For this exercise, copy out each line of the material below that includes "object".

#### Data for processing:
* begin *
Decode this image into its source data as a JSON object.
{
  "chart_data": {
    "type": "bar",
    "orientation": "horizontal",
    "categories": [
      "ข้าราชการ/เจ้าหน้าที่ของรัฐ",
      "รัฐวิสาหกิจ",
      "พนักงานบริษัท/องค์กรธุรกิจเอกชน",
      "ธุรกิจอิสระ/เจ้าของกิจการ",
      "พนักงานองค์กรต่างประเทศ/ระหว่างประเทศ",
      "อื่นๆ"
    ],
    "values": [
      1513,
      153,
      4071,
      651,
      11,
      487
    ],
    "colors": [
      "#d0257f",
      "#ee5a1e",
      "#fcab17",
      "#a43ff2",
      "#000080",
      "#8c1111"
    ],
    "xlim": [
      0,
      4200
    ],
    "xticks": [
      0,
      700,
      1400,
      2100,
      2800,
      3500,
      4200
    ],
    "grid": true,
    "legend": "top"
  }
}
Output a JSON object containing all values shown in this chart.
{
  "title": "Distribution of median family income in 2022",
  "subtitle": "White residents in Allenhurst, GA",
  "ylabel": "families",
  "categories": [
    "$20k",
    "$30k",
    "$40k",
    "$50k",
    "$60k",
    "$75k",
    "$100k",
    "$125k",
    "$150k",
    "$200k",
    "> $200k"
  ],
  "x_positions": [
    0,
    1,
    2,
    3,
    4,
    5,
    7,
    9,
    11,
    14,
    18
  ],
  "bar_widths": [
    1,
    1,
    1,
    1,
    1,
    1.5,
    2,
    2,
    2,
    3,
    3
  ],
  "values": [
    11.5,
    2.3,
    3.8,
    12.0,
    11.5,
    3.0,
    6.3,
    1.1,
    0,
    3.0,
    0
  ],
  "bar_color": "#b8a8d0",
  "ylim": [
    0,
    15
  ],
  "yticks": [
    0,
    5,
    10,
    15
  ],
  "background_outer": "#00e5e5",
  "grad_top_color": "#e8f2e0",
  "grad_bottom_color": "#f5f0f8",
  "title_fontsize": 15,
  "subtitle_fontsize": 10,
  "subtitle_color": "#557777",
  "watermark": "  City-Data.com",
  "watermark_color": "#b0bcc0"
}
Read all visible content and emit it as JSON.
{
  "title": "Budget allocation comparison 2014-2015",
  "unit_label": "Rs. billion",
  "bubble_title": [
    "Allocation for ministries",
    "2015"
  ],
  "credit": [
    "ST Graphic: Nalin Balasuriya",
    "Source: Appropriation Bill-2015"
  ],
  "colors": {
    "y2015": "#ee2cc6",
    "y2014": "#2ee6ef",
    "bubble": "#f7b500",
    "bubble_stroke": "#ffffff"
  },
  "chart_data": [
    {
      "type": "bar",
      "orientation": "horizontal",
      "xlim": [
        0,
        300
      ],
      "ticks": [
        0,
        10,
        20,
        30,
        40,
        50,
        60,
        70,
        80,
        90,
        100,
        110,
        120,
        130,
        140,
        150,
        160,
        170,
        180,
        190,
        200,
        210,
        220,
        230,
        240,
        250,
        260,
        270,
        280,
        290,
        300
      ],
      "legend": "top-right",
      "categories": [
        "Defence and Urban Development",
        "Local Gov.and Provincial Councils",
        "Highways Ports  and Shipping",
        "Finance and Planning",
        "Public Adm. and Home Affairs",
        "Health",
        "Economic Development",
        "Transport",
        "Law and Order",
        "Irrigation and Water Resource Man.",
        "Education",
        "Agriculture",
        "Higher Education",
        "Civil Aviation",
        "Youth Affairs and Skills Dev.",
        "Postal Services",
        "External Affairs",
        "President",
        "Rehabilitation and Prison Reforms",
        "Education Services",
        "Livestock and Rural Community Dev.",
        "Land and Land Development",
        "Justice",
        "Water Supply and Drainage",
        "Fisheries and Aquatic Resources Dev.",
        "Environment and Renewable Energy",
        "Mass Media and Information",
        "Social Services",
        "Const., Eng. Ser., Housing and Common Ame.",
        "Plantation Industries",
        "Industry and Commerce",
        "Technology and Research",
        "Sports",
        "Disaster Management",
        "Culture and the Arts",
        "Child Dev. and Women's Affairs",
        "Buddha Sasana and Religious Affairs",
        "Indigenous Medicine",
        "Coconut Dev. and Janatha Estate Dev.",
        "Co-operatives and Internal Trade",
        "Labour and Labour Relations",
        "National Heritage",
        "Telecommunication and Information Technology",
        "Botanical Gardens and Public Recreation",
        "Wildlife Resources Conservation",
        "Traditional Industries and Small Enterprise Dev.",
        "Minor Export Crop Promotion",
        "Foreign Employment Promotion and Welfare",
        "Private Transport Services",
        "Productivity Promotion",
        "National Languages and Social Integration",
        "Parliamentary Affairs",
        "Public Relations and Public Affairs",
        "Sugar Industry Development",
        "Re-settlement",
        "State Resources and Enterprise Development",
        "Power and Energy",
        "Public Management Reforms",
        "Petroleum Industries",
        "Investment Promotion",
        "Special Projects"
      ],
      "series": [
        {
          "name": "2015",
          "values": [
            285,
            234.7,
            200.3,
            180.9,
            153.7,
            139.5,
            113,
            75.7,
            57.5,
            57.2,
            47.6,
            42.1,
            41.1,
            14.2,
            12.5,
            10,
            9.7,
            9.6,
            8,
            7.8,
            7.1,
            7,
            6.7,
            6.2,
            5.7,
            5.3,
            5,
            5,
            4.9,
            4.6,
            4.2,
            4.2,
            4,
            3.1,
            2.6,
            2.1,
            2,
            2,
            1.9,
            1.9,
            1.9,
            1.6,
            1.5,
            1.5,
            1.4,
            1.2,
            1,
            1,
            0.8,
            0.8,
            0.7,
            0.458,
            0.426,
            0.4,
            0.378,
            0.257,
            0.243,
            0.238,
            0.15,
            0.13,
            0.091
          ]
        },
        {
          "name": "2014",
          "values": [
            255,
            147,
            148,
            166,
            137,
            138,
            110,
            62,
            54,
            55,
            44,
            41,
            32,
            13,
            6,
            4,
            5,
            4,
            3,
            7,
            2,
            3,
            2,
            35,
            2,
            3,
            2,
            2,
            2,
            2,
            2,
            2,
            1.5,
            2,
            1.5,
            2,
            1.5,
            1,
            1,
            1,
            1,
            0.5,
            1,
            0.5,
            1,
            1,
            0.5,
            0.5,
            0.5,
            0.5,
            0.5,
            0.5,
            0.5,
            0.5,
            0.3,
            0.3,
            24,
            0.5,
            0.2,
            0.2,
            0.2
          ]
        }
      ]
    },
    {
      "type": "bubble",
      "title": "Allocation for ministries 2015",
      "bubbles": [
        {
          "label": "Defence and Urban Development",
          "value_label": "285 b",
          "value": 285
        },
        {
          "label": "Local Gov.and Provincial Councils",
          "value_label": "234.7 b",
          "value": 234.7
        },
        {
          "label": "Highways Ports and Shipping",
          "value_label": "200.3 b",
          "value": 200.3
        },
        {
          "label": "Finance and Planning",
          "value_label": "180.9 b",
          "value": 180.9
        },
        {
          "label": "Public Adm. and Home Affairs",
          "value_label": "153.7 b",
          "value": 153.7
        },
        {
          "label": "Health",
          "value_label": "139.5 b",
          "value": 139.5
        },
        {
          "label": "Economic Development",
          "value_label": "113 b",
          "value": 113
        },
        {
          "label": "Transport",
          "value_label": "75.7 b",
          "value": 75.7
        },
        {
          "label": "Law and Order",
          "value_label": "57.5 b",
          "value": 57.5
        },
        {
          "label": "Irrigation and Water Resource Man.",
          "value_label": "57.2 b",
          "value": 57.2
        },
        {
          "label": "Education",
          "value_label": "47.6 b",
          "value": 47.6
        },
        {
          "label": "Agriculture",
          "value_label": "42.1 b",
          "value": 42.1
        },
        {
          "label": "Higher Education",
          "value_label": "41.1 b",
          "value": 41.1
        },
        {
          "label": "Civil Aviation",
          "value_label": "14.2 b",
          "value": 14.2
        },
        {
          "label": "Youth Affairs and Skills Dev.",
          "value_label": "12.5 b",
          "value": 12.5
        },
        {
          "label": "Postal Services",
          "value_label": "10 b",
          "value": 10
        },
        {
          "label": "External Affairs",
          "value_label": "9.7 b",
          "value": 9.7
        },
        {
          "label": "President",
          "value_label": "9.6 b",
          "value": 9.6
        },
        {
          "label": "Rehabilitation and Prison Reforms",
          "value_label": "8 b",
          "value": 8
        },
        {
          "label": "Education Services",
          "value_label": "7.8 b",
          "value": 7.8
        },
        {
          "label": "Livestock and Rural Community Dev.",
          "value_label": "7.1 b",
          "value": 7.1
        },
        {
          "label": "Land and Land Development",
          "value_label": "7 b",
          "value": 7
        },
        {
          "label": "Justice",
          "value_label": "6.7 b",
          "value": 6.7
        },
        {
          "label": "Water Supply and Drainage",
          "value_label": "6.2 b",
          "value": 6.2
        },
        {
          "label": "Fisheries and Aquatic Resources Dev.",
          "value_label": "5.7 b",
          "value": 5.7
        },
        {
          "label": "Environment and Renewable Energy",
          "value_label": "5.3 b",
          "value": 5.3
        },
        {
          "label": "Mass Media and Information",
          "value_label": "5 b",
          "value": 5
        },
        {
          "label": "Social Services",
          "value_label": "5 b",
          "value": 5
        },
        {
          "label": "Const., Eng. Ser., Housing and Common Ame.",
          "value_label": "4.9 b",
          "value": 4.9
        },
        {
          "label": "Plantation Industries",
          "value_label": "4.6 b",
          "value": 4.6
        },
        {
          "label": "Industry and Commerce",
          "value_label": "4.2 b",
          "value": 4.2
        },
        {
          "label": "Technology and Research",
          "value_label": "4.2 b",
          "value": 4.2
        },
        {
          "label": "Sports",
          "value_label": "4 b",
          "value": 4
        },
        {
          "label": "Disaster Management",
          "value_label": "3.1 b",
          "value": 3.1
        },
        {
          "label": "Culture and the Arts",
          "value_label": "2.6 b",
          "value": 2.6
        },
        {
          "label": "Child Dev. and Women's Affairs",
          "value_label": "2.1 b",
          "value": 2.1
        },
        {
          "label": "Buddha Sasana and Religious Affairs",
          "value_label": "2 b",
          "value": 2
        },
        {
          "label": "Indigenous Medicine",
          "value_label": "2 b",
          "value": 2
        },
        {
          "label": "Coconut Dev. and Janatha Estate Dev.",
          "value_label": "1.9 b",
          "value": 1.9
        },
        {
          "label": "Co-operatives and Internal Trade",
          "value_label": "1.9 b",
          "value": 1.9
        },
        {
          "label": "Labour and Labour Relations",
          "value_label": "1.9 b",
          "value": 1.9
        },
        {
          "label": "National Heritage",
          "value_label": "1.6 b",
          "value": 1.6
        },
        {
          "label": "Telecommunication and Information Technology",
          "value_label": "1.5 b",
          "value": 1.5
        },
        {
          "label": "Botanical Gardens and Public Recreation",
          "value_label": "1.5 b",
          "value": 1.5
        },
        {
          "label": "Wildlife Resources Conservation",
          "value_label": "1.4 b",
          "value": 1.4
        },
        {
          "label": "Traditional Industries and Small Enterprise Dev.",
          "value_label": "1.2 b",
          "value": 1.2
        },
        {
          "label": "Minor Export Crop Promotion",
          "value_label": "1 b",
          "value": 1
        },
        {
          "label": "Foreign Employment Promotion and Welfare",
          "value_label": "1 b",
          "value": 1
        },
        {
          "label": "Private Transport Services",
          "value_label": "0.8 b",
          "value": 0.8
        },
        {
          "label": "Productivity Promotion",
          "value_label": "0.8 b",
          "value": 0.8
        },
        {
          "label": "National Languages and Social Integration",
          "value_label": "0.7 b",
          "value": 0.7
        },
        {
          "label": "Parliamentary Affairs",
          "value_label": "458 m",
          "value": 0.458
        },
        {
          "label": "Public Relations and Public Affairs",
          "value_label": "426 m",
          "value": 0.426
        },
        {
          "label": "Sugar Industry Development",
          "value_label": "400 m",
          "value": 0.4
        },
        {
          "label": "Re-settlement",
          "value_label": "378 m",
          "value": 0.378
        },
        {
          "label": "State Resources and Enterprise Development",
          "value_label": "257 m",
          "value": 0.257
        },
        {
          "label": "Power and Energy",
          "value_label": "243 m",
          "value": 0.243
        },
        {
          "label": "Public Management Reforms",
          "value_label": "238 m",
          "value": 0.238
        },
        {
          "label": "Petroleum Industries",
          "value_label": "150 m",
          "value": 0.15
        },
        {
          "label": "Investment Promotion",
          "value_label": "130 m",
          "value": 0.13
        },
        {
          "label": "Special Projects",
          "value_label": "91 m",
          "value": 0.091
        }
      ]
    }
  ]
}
* end *
#### Task output:
Decode this image into its source data as a JSON object.
Output a JSON object containing all values shown in this chart.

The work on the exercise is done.